→ Task brief
Can you echo back, character for character, the stretch of the material that opens with the line containing "Point [224, 766, 246, 781]" and closes with the line containing "Point [468, 658, 491, 672]", including both of those lines?

→ Data to use
****************
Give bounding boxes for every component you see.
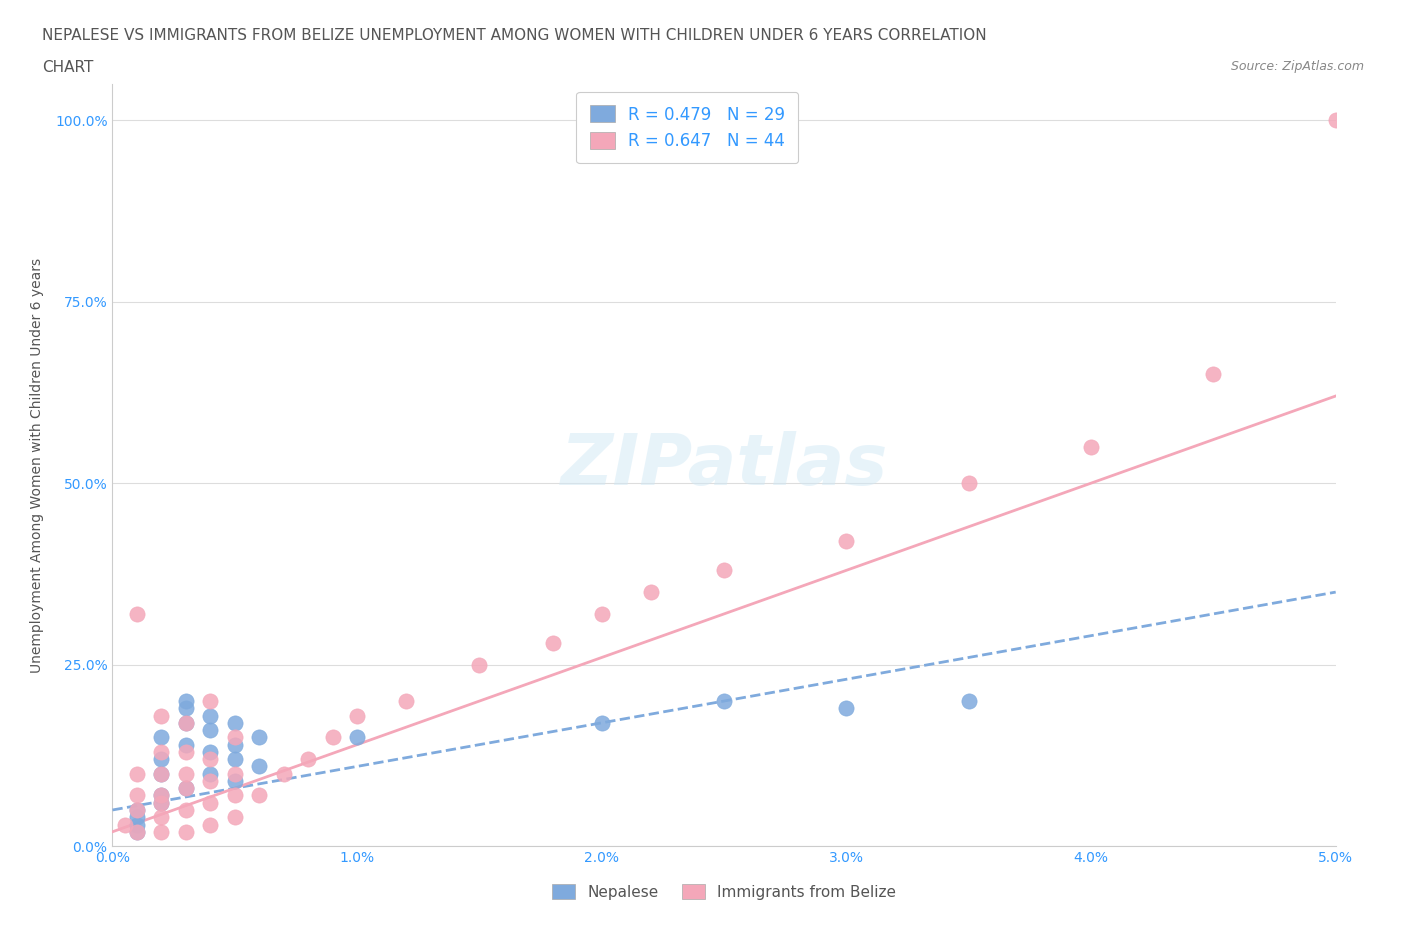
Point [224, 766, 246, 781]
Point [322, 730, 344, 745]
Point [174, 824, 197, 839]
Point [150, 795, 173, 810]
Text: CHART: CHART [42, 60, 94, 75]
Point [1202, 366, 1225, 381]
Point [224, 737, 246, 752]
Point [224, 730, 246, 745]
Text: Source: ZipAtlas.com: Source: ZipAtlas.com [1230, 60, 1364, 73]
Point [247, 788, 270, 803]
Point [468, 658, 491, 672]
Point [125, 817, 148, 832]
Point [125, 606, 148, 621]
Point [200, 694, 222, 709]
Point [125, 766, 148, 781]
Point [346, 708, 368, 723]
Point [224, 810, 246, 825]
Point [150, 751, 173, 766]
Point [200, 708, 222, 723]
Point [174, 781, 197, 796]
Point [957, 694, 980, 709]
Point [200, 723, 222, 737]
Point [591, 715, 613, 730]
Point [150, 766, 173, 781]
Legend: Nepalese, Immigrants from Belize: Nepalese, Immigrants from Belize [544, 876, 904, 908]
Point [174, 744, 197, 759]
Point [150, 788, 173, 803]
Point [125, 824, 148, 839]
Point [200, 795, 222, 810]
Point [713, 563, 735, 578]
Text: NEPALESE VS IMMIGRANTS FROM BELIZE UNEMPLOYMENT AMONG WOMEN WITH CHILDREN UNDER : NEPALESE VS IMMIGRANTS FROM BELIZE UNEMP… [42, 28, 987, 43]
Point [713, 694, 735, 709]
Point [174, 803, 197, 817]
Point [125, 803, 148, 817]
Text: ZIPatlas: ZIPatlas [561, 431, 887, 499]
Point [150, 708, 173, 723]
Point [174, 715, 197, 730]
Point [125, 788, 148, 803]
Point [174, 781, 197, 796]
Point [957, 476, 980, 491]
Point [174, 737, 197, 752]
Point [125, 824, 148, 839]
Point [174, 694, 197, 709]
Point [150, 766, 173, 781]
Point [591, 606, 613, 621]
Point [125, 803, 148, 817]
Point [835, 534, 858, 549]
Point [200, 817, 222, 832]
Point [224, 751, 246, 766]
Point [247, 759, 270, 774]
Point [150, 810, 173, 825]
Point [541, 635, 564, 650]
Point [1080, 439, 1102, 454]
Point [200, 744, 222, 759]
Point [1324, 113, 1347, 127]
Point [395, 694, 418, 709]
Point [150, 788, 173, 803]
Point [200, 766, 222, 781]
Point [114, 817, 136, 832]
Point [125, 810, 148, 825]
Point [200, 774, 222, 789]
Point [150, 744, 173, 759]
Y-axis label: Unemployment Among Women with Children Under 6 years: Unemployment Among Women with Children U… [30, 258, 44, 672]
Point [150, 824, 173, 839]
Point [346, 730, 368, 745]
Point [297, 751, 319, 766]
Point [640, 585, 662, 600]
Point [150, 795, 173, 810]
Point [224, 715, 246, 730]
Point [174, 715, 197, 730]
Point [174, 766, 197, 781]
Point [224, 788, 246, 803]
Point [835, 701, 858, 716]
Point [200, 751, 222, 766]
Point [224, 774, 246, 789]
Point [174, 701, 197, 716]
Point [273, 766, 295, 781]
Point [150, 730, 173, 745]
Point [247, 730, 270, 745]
****************
→ Problem solution
Point [224, 766, 246, 781]
Point [322, 730, 344, 745]
Point [174, 824, 197, 839]
Point [150, 795, 173, 810]
Text: CHART: CHART [42, 60, 94, 75]
Point [1202, 366, 1225, 381]
Point [224, 737, 246, 752]
Point [224, 730, 246, 745]
Text: Source: ZipAtlas.com: Source: ZipAtlas.com [1230, 60, 1364, 73]
Point [247, 788, 270, 803]
Point [468, 658, 491, 672]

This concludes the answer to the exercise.